Problem to solve:
Write out the whole listing exactly as it stands.

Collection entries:

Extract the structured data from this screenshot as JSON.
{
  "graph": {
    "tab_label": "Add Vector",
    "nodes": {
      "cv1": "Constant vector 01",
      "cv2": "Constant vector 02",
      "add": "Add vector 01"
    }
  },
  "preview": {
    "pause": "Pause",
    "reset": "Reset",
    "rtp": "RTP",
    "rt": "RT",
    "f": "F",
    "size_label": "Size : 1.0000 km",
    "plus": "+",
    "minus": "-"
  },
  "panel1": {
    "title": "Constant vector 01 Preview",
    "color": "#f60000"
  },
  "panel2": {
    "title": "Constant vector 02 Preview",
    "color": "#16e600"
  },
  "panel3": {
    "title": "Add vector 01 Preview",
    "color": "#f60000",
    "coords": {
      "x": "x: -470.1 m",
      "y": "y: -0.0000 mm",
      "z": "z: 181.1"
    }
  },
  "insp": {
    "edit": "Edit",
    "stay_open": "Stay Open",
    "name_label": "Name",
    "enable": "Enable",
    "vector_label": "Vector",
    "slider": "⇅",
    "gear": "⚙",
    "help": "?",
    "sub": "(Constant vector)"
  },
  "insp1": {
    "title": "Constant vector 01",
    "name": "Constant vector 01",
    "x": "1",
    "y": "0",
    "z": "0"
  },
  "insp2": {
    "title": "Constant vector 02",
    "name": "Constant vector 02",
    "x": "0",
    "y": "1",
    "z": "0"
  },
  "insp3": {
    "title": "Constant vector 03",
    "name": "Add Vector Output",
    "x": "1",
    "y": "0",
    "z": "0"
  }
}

Answer below:
Extract the structured data from this screenshot as JSON.
{
  "graph": {
    "tab_label": "Add Vector",
    "nodes": {
      "cv1": "Constant vector 01",
      "cv2": "Constant vector 02",
      "add": "Add vector 01"
    }
  },
  "preview": {
    "pause": "Pause",
    "reset": "Reset",
    "rtp": "RTP",
    "rt": "RT",
    "f": "F",
    "size_label": "Size : 1.0000 km",
    "plus": "+",
    "minus": "-"
  },
  "panel1": {
    "title": "Constant vector 01 Preview",
    "color": "#f60000"
  },
  "panel2": {
    "title": "Constant vector 02 Preview",
    "color": "#16e600"
  },
  "panel3": {
    "title": "Add vector 01 Preview",
    "color": "#f60000",
    "coords": {
      "x": "x: -470.1 m",
      "y": "y: -0.0000 mm",
      "z": "z: 181.1"
    }
  },
  "insp": {
    "edit": "Edit",
    "stay_open": "Stay Open",
    "name_label": "Name",
    "enable": "Enable",
    "vector_label": "Vector",
    "slider": "⇅",
    "gear": "⚙",
    "help": "?",
    "sub": "(Constant vector)"
  },
  "insp1": {
    "title": "Constant vector 01",
    "name": "Constant vector 01",
    "x": "1",
    "y": "0",
    "z": "0"
  },
  "insp2": {
    "title": "Constant vector 02",
    "name": "Constant vector 02",
    "x": "0",
    "y": "1",
    "z": "0"
  },
  "insp3": {
    "title": "Constant vector 03",
    "name": "Add Vector Output",
    "x": "1",
    "y": "0",
    "z": "0"
  }
}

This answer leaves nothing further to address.